▸ **Task description**
Rewrite the material below, switching each "series-line" to "plot-line" and leaving everything else unchanged.

▸ **Provided data**
====================

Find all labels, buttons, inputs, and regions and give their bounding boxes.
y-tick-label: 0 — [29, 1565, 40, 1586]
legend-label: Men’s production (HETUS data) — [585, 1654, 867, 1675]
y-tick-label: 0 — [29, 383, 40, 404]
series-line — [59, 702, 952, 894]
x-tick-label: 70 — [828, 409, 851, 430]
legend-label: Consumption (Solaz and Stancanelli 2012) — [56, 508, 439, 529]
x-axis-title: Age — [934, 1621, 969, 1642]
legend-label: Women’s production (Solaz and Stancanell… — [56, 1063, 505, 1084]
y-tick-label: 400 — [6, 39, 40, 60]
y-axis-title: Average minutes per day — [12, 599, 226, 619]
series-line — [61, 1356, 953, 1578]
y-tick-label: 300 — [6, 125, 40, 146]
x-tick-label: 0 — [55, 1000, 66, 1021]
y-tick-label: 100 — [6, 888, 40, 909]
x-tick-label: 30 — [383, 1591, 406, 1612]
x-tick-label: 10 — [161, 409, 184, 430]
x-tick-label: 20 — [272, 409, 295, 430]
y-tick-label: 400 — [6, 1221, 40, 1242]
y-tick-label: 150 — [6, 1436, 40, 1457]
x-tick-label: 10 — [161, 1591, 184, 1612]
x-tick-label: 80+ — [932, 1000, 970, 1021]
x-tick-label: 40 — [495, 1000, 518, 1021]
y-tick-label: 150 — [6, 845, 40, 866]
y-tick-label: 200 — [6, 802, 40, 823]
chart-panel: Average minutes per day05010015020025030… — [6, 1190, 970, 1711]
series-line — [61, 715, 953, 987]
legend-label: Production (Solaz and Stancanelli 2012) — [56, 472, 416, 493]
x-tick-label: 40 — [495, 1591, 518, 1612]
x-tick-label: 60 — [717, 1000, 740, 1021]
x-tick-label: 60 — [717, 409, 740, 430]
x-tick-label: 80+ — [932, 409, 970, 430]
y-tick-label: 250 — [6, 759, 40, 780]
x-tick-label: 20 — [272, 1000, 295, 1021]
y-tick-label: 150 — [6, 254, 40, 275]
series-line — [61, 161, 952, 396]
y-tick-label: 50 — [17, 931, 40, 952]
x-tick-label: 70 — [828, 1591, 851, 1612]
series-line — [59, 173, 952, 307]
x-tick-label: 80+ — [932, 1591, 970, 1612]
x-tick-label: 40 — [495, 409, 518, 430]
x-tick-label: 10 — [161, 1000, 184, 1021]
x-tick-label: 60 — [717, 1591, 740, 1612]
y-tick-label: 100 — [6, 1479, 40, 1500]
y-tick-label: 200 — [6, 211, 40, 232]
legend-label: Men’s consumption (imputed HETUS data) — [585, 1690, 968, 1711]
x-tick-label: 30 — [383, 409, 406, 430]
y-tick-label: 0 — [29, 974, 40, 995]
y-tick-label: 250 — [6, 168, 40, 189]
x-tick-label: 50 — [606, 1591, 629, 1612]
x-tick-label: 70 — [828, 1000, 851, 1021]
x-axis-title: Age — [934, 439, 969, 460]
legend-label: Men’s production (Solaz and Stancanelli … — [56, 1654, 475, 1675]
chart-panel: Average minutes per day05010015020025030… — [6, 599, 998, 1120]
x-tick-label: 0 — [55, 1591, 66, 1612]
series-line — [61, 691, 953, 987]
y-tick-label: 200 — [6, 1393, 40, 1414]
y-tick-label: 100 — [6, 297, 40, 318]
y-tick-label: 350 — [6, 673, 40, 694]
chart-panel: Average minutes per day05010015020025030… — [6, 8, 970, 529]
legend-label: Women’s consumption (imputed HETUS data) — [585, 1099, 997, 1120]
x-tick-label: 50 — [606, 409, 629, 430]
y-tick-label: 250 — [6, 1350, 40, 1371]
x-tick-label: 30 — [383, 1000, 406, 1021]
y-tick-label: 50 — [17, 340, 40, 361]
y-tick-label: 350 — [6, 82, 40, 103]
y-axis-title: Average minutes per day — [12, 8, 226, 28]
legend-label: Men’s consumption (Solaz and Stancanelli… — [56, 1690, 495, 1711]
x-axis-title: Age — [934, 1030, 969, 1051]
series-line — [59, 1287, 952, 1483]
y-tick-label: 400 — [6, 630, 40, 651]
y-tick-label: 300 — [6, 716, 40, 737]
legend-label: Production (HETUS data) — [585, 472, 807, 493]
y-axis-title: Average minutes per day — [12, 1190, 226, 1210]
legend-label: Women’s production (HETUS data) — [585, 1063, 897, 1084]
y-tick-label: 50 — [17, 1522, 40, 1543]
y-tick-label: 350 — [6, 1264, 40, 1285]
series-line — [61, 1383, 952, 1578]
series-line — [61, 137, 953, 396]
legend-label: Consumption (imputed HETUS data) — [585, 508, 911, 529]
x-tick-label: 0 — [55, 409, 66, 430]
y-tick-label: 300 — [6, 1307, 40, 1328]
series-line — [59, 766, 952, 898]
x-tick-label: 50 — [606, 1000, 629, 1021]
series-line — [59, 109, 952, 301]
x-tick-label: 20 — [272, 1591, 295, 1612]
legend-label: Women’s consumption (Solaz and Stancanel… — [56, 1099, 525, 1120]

====================

▸ **Solution**
Find all labels, buttons, inputs, and regions and give their bounding boxes.
y-tick-label: 0 — [29, 1565, 40, 1586]
legend-label: Men’s production (HETUS data) — [585, 1654, 867, 1675]
y-tick-label: 0 — [29, 383, 40, 404]
plot-line — [59, 702, 952, 894]
x-tick-label: 70 — [828, 409, 851, 430]
legend-label: Consumption (Solaz and Stancanelli 2012) — [56, 508, 439, 529]
x-axis-title: Age — [934, 1621, 969, 1642]
legend-label: Women’s production (Solaz and Stancanell… — [56, 1063, 505, 1084]
y-tick-label: 400 — [6, 39, 40, 60]
y-axis-title: Average minutes per day — [12, 599, 226, 619]
plot-line — [61, 1356, 953, 1578]
y-tick-label: 300 — [6, 125, 40, 146]
x-tick-label: 0 — [55, 1000, 66, 1021]
y-tick-label: 100 — [6, 888, 40, 909]
x-tick-label: 30 — [383, 1591, 406, 1612]
x-tick-label: 10 — [161, 409, 184, 430]
x-tick-label: 20 — [272, 409, 295, 430]
y-tick-label: 400 — [6, 1221, 40, 1242]
y-tick-label: 150 — [6, 1436, 40, 1457]
x-tick-label: 10 — [161, 1591, 184, 1612]
x-tick-label: 80+ — [932, 1000, 970, 1021]
x-tick-label: 40 — [495, 1000, 518, 1021]
y-tick-label: 150 — [6, 845, 40, 866]
y-tick-label: 200 — [6, 802, 40, 823]
chart-panel: Average minutes per day05010015020025030… — [6, 1190, 970, 1711]
plot-line — [61, 715, 953, 987]
legend-label: Production (Solaz and Stancanelli 2012) — [56, 472, 416, 493]
x-tick-label: 40 — [495, 1591, 518, 1612]
x-tick-label: 60 — [717, 1000, 740, 1021]
x-tick-label: 60 — [717, 409, 740, 430]
x-tick-label: 80+ — [932, 409, 970, 430]
y-tick-label: 250 — [6, 759, 40, 780]
x-tick-label: 20 — [272, 1000, 295, 1021]
y-tick-label: 150 — [6, 254, 40, 275]
plot-line — [61, 161, 952, 396]
y-tick-label: 50 — [17, 931, 40, 952]
x-tick-label: 70 — [828, 1591, 851, 1612]
plot-line — [59, 173, 952, 307]
x-tick-label: 80+ — [932, 1591, 970, 1612]
x-tick-label: 40 — [495, 409, 518, 430]
x-tick-label: 10 — [161, 1000, 184, 1021]
x-tick-label: 60 — [717, 1591, 740, 1612]
y-tick-label: 100 — [6, 1479, 40, 1500]
y-tick-label: 200 — [6, 211, 40, 232]
legend-label: Men’s consumption (imputed HETUS data) — [585, 1690, 968, 1711]
x-tick-label: 30 — [383, 409, 406, 430]
y-tick-label: 0 — [29, 974, 40, 995]
y-tick-label: 250 — [6, 168, 40, 189]
x-tick-label: 50 — [606, 1591, 629, 1612]
x-tick-label: 70 — [828, 1000, 851, 1021]
x-axis-title: Age — [934, 439, 969, 460]
legend-label: Men’s production (Solaz and Stancanelli … — [56, 1654, 475, 1675]
chart-panel: Average minutes per day05010015020025030… — [6, 599, 998, 1120]
x-tick-label: 0 — [55, 1591, 66, 1612]
plot-line — [61, 691, 953, 987]
y-tick-label: 200 — [6, 1393, 40, 1414]
y-tick-label: 100 — [6, 297, 40, 318]
y-tick-label: 350 — [6, 673, 40, 694]
chart-panel: Average minutes per day05010015020025030… — [6, 8, 970, 529]
legend-label: Women’s consumption (imputed HETUS data) — [585, 1099, 997, 1120]
x-tick-label: 50 — [606, 409, 629, 430]
y-tick-label: 250 — [6, 1350, 40, 1371]
x-tick-label: 30 — [383, 1000, 406, 1021]
y-tick-label: 50 — [17, 340, 40, 361]
y-tick-label: 350 — [6, 82, 40, 103]
y-axis-title: Average minutes per day — [12, 8, 226, 28]
legend-label: Men’s consumption (Solaz and Stancanelli… — [56, 1690, 495, 1711]
x-axis-title: Age — [934, 1030, 969, 1051]
plot-line — [59, 1287, 952, 1483]
y-tick-label: 400 — [6, 630, 40, 651]
y-tick-label: 300 — [6, 716, 40, 737]
legend-label: Production (HETUS data) — [585, 472, 807, 493]
y-axis-title: Average minutes per day — [12, 1190, 226, 1210]
legend-label: Women’s production (HETUS data) — [585, 1063, 897, 1084]
y-tick-label: 50 — [17, 1522, 40, 1543]
y-tick-label: 350 — [6, 1264, 40, 1285]
plot-line — [61, 1383, 952, 1578]
plot-line — [61, 137, 953, 396]
legend-label: Consumption (imputed HETUS data) — [585, 508, 911, 529]
x-tick-label: 0 — [55, 409, 66, 430]
y-tick-label: 300 — [6, 1307, 40, 1328]
plot-line — [59, 766, 952, 898]
x-tick-label: 50 — [606, 1000, 629, 1021]
plot-line — [59, 109, 952, 301]
x-tick-label: 20 — [272, 1591, 295, 1612]
legend-label: Women’s consumption (Solaz and Stancanel… — [56, 1099, 525, 1120]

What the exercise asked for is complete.